#### Goal:
Skip all pictures, then print the remaining material exactly.

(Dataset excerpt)

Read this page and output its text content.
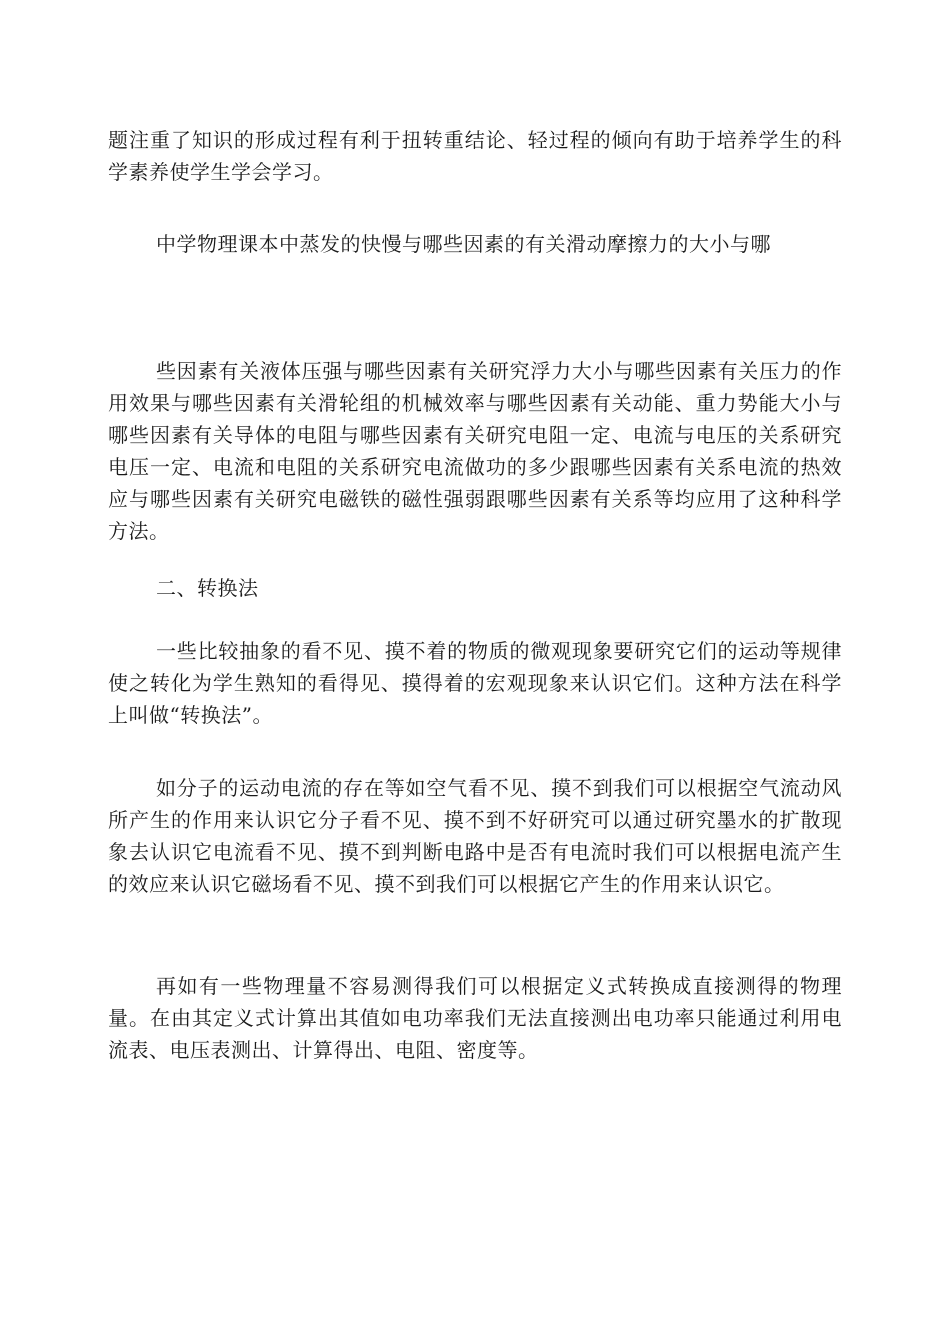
题注重了知识的形成过程有利于扭转重结论、轻过程的倾向有助于培养学生的科学素养使学生学会学习。

中学物理课本中蒸发的快慢与哪些因素的有关滑动摩擦力的大小与哪

些因素有关液体压强与哪些因素有关研究浮力大小与哪些因素有关压力的作用效果与哪些因素有关滑轮组的机械效率与哪些因素有关动能、重力势能大小与哪些因素有关导体的电阻与哪些因素有关研究电阻一定、电流与电压的关系研究电压一定、电流和电阻的关系研究电流做功的多少跟哪些因素有关系电流的热效应与哪些因素有关研究电磁铁的磁性强弱跟哪些因素有关系等均应用了这种科学方法。

二、转换法

一些比较抽象的看不见、摸不着的物质的微观现象要研究它们的运动等规律使之转化为学生熟知的看得见、摸得着的宏观现象来认识它们。这种方法在科学上叫做“转换法”。

如分子的运动电流的存在等如空气看不见、摸不到我们可以根据空气流动风所产生的作用来认识它分子看不见、摸不到不好研究可以通过研究墨水的扩散现象去认识它电流看不见、摸不到判断电路中是否有电流时我们可以根据电流产生的效应来认识它磁场看不见、摸不到我们可以根据它产生的作用来认识它。

再如有一些物理量不容易测得我们可以根据定义式转换成直接测得的物理量。在由其定义式计算出其值如电功率我们无法直接测出电功率只能通过利用电流表、电压表测出、计算得出、电阻、密度等。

#### The response:
Read this page and output its text content.
题注重了知识的形成过程有利于扭转重结论、轻过程的倾向有助于培养学生的科学素养使学生学会学习。

中学物理课本中蒸发的快慢与哪些因素的有关滑动摩擦力的大小与哪

些因素有关液体压强与哪些因素有关研究浮力大小与哪些因素有关压力的作用效果与哪些因素有关滑轮组的机械效率与哪些因素有关动能、重力势能大小与哪些因素有关导体的电阻与哪些因素有关研究电阻一定、电流与电压的关系研究电压一定、电流和电阻的关系研究电流做功的多少跟哪些因素有关系电流的热效应与哪些因素有关研究电磁铁的磁性强弱跟哪些因素有关系等均应用了这种科学方法。

二、转换法

一些比较抽象的看不见、摸不着的物质的微观现象要研究它们的运动等规律使之转化为学生熟知的看得见、摸得着的宏观现象来认识它们。这种方法在科学上叫做“转换法”。

如分子的运动电流的存在等如空气看不见、摸不到我们可以根据空气流动风所产生的作用来认识它分子看不见、摸不到不好研究可以通过研究墨水的扩散现象去认识它电流看不见、摸不到判断电路中是否有电流时我们可以根据电流产生的效应来认识它磁场看不见、摸不到我们可以根据它产生的作用来认识它。

再如有一些物理量不容易测得我们可以根据定义式转换成直接测得的物理量。在由其定义式计算出其值如电功率我们无法直接测出电功率只能通过利用电流表、电压表测出、计算得出、电阻、密度等。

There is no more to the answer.